▶ **THE DATA**:
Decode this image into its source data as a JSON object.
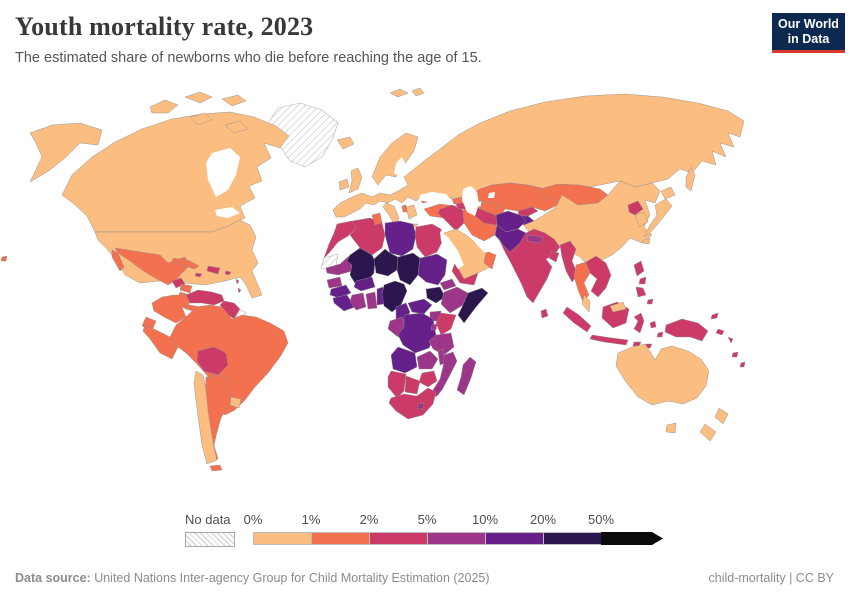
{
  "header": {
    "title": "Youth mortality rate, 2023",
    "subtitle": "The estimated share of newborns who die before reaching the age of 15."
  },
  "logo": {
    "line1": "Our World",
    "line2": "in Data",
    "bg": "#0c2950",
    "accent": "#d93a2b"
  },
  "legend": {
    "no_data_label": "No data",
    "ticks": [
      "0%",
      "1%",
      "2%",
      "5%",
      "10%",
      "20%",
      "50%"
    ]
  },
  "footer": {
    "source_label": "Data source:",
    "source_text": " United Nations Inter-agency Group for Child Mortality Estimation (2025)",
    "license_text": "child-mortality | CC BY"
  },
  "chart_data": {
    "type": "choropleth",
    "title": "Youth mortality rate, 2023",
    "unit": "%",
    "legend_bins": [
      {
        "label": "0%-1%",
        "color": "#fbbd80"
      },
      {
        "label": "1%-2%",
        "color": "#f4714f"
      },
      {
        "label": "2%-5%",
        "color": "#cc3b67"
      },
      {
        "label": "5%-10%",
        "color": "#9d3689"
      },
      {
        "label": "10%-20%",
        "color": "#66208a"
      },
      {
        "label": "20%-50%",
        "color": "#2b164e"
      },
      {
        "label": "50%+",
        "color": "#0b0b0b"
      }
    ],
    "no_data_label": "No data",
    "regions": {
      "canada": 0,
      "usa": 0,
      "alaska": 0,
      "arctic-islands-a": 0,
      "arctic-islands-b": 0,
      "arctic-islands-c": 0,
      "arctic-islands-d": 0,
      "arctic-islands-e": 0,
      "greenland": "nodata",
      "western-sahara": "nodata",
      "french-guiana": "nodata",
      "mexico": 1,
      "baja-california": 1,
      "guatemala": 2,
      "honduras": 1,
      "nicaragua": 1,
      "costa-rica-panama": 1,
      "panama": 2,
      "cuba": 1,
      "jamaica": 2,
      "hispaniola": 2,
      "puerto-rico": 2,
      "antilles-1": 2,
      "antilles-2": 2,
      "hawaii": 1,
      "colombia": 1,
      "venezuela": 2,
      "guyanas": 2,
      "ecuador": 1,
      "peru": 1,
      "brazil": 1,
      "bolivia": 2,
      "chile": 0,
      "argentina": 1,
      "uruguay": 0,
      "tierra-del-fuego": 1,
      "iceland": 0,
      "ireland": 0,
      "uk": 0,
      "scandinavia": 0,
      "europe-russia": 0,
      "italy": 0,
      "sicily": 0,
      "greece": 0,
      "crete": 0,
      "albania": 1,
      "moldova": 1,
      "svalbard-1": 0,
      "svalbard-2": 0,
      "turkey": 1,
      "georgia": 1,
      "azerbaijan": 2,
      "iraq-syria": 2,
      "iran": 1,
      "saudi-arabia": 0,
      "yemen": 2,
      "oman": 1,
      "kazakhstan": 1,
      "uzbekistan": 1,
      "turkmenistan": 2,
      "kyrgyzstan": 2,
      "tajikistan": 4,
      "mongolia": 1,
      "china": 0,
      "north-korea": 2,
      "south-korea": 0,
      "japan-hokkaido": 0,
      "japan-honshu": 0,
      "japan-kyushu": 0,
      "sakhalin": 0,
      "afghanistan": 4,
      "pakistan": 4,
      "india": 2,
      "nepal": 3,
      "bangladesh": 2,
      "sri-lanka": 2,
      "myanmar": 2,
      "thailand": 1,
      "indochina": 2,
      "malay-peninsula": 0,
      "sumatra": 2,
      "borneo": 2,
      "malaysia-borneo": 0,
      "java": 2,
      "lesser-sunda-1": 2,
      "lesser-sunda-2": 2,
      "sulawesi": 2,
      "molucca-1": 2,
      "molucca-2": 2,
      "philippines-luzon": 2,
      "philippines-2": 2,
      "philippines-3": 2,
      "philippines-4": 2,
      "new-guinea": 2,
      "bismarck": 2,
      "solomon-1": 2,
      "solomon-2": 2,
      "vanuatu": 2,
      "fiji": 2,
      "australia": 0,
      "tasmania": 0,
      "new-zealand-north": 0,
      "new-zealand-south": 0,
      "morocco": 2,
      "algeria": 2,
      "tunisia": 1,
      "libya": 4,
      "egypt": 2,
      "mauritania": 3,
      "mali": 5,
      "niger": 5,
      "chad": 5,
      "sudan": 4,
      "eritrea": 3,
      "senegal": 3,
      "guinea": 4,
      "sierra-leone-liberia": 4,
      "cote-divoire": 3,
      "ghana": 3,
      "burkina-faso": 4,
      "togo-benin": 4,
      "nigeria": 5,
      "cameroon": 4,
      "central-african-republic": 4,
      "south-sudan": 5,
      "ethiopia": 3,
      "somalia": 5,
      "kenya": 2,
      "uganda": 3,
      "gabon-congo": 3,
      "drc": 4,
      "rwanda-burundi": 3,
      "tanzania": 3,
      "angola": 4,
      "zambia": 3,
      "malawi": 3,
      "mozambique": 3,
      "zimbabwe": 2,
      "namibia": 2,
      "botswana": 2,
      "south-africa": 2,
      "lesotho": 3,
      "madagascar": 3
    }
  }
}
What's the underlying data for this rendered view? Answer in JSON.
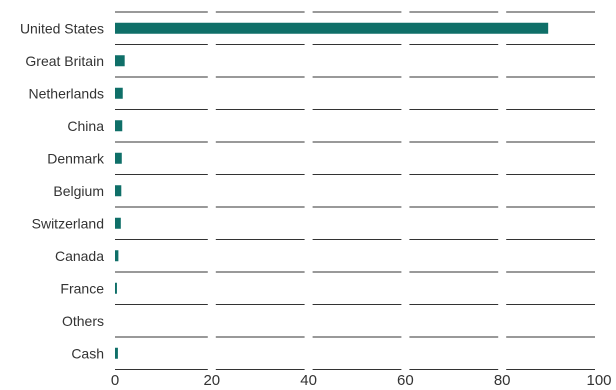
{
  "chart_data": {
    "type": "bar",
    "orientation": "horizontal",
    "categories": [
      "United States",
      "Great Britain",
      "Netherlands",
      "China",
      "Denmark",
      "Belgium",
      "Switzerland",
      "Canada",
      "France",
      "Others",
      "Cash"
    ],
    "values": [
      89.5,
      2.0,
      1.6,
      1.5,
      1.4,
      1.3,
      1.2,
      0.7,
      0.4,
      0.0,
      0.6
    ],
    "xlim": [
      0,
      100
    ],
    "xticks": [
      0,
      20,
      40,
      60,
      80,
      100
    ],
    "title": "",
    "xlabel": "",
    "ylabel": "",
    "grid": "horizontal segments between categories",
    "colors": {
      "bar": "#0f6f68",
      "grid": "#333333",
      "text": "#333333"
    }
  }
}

▶ **SET EXERCISE**: Every line of the data should be copied as it stands, without the images.

▶ **TASK OUTPUT**:
Decode this image into its source data as a JSON object.
{
  "header": {
    "title": "Youth mortality rate, 2023",
    "subtitle": "The estimated share of newborns who die before reaching the age of 15."
  },
  "logo": {
    "line1": "Our World",
    "line2": "in Data",
    "bg": "#0c2950",
    "accent": "#d93a2b"
  },
  "legend": {
    "no_data_label": "No data",
    "ticks": [
      "0%",
      "1%",
      "2%",
      "5%",
      "10%",
      "20%",
      "50%"
    ]
  },
  "footer": {
    "source_label": "Data source:",
    "source_text": " United Nations Inter-agency Group for Child Mortality Estimation (2025)",
    "license_text": "child-mortality | CC BY"
  },
  "chart_data": {
    "type": "choropleth",
    "title": "Youth mortality rate, 2023",
    "unit": "%",
    "legend_bins": [
      {
        "label": "0%-1%",
        "color": "#fbbd80"
      },
      {
        "label": "1%-2%",
        "color": "#f4714f"
      },
      {
        "label": "2%-5%",
        "color": "#cc3b67"
      },
      {
        "label": "5%-10%",
        "color": "#9d3689"
      },
      {
        "label": "10%-20%",
        "color": "#66208a"
      },
      {
        "label": "20%-50%",
        "color": "#2b164e"
      },
      {
        "label": "50%+",
        "color": "#0b0b0b"
      }
    ],
    "no_data_label": "No data",
    "regions": {
      "canada": 0,
      "usa": 0,
      "alaska": 0,
      "arctic-islands-a": 0,
      "arctic-islands-b": 0,
      "arctic-islands-c": 0,
      "arctic-islands-d": 0,
      "arctic-islands-e": 0,
      "greenland": "nodata",
      "western-sahara": "nodata",
      "french-guiana": "nodata",
      "mexico": 1,
      "baja-california": 1,
      "guatemala": 2,
      "honduras": 1,
      "nicaragua": 1,
      "costa-rica-panama": 1,
      "panama": 2,
      "cuba": 1,
      "jamaica": 2,
      "hispaniola": 2,
      "puerto-rico": 2,
      "antilles-1": 2,
      "antilles-2": 2,
      "hawaii": 1,
      "colombia": 1,
      "venezuela": 2,
      "guyanas": 2,
      "ecuador": 1,
      "peru": 1,
      "brazil": 1,
      "bolivia": 2,
      "chile": 0,
      "argentina": 1,
      "uruguay": 0,
      "tierra-del-fuego": 1,
      "iceland": 0,
      "ireland": 0,
      "uk": 0,
      "scandinavia": 0,
      "europe-russia": 0,
      "italy": 0,
      "sicily": 0,
      "greece": 0,
      "crete": 0,
      "albania": 1,
      "moldova": 1,
      "svalbard-1": 0,
      "svalbard-2": 0,
      "turkey": 1,
      "georgia": 1,
      "azerbaijan": 2,
      "iraq-syria": 2,
      "iran": 1,
      "saudi-arabia": 0,
      "yemen": 2,
      "oman": 1,
      "kazakhstan": 1,
      "uzbekistan": 1,
      "turkmenistan": 2,
      "kyrgyzstan": 2,
      "tajikistan": 4,
      "mongolia": 1,
      "china": 0,
      "north-korea": 2,
      "south-korea": 0,
      "japan-hokkaido": 0,
      "japan-honshu": 0,
      "japan-kyushu": 0,
      "sakhalin": 0,
      "afghanistan": 4,
      "pakistan": 4,
      "india": 2,
      "nepal": 3,
      "bangladesh": 2,
      "sri-lanka": 2,
      "myanmar": 2,
      "thailand": 1,
      "indochina": 2,
      "malay-peninsula": 0,
      "sumatra": 2,
      "borneo": 2,
      "malaysia-borneo": 0,
      "java": 2,
      "lesser-sunda-1": 2,
      "lesser-sunda-2": 2,
      "sulawesi": 2,
      "molucca-1": 2,
      "molucca-2": 2,
      "philippines-luzon": 2,
      "philippines-2": 2,
      "philippines-3": 2,
      "philippines-4": 2,
      "new-guinea": 2,
      "bismarck": 2,
      "solomon-1": 2,
      "solomon-2": 2,
      "vanuatu": 2,
      "fiji": 2,
      "australia": 0,
      "tasmania": 0,
      "new-zealand-north": 0,
      "new-zealand-south": 0,
      "morocco": 2,
      "algeria": 2,
      "tunisia": 1,
      "libya": 4,
      "egypt": 2,
      "mauritania": 3,
      "mali": 5,
      "niger": 5,
      "chad": 5,
      "sudan": 4,
      "eritrea": 3,
      "senegal": 3,
      "guinea": 4,
      "sierra-leone-liberia": 4,
      "cote-divoire": 3,
      "ghana": 3,
      "burkina-faso": 4,
      "togo-benin": 4,
      "nigeria": 5,
      "cameroon": 4,
      "central-african-republic": 4,
      "south-sudan": 5,
      "ethiopia": 3,
      "somalia": 5,
      "kenya": 2,
      "uganda": 3,
      "gabon-congo": 3,
      "drc": 4,
      "rwanda-burundi": 3,
      "tanzania": 3,
      "angola": 4,
      "zambia": 3,
      "malawi": 3,
      "mozambique": 3,
      "zimbabwe": 2,
      "namibia": 2,
      "botswana": 2,
      "south-africa": 2,
      "lesotho": 3,
      "madagascar": 3
    }
  }
}
What's the underlying data for this rendered view? Answer in JSON.
{
  "chart_data": {
    "type": "bar",
    "orientation": "horizontal",
    "categories": [
      "United States",
      "Great Britain",
      "Netherlands",
      "China",
      "Denmark",
      "Belgium",
      "Switzerland",
      "Canada",
      "France",
      "Others",
      "Cash"
    ],
    "values": [
      89.5,
      2.0,
      1.6,
      1.5,
      1.4,
      1.3,
      1.2,
      0.7,
      0.4,
      0.0,
      0.6
    ],
    "xlim": [
      0,
      100
    ],
    "xticks": [
      0,
      20,
      40,
      60,
      80,
      100
    ],
    "title": "",
    "xlabel": "",
    "ylabel": "",
    "grid": "horizontal segments between categories",
    "colors": {
      "bar": "#0f6f68",
      "grid": "#333333",
      "text": "#333333"
    }
  }
}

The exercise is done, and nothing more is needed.